> Stated problem 1
According to the text on Janeese Lewis George, which ward does she represent on the Council of the District of Columbia?
> Stated problem 2
Write the next part of the text on Janeese Lewis George, picking up after its last sentence.

> Excerpt
------------
Janeese Lewis George (born April 30, 1988) is an American lawyer, politician, and activist in Washington, D.C. She is the Member of the Council of the District of Columbia from Ward 4. George is a member of the Democratic Party.

Elected in November 2020, George became the first self-described democratic socialist to serve as a member of the Council since Hilda Mason was defeated for re-election in 1998.

Early life and education
George was born in Washington, D.C., the daughter of a postal worker, and attended the School Without Walls in the Foggy Bottom neighborhood. She earned a Bachelor of Arts degree in politics and government from St. John's University. She earned a Juris Doctor from the Howard University School of Law, working as a waitress to pay her tuition.
------------
> Given material
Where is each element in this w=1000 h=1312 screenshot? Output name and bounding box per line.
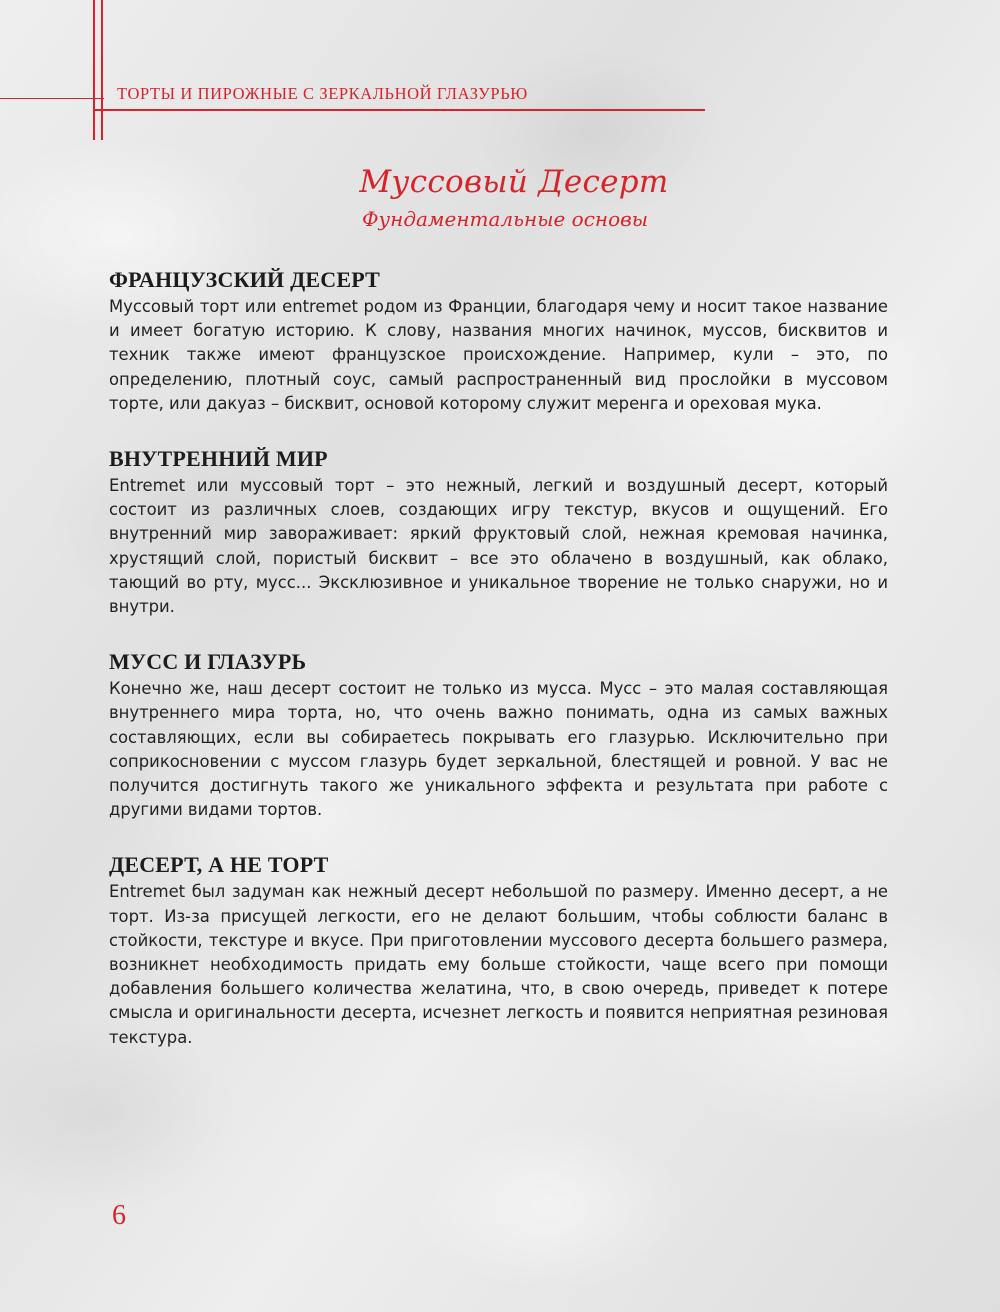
------------
> Task response 1
Ward 4

> Task response 2
Career
After graduating from law school, George worked as a prosecutor in Philadelphia In 2014, she returned to D.C. to care for her ailing father and served in the office of Attorney General of the District of Columbia, Karl Racine. George was a member of the American Federation of Government Employees Local 1403 while working at the Attorney General's office. As a juvenile prosecutor in DC, she used experiences from losing peers to violence during her upbringing to help her colleagues. Before launching her campaign for the Council, George worked for the District of Columbia State Board of Education.

2020 campaign
In 2019, George launched her campaign for the Council of the District of Columbia. George was the subject of attack ads by Democrats for Education Reform, an advocacy group that supports charter schools, over claims that she would defund the police. She was endorsed by a significant number of progressive groups, including Black Lives Matter, the Working Families Party and the Democratic Socialists of America.

George was the first candidate to reach the limit in matching funds through the District's public financing program since it was initiated. The program provides matching funds but limits donations to $50 per supporter, of which she had almost 1,200 by March 2020. On June 2, she defeated incumbent Brandon Todd by an 11.7-point margin. She was elected to the Council of the District of Columbia in November 2020.

Personal life
George is married to Kyle George, who she met at a high school graduation party.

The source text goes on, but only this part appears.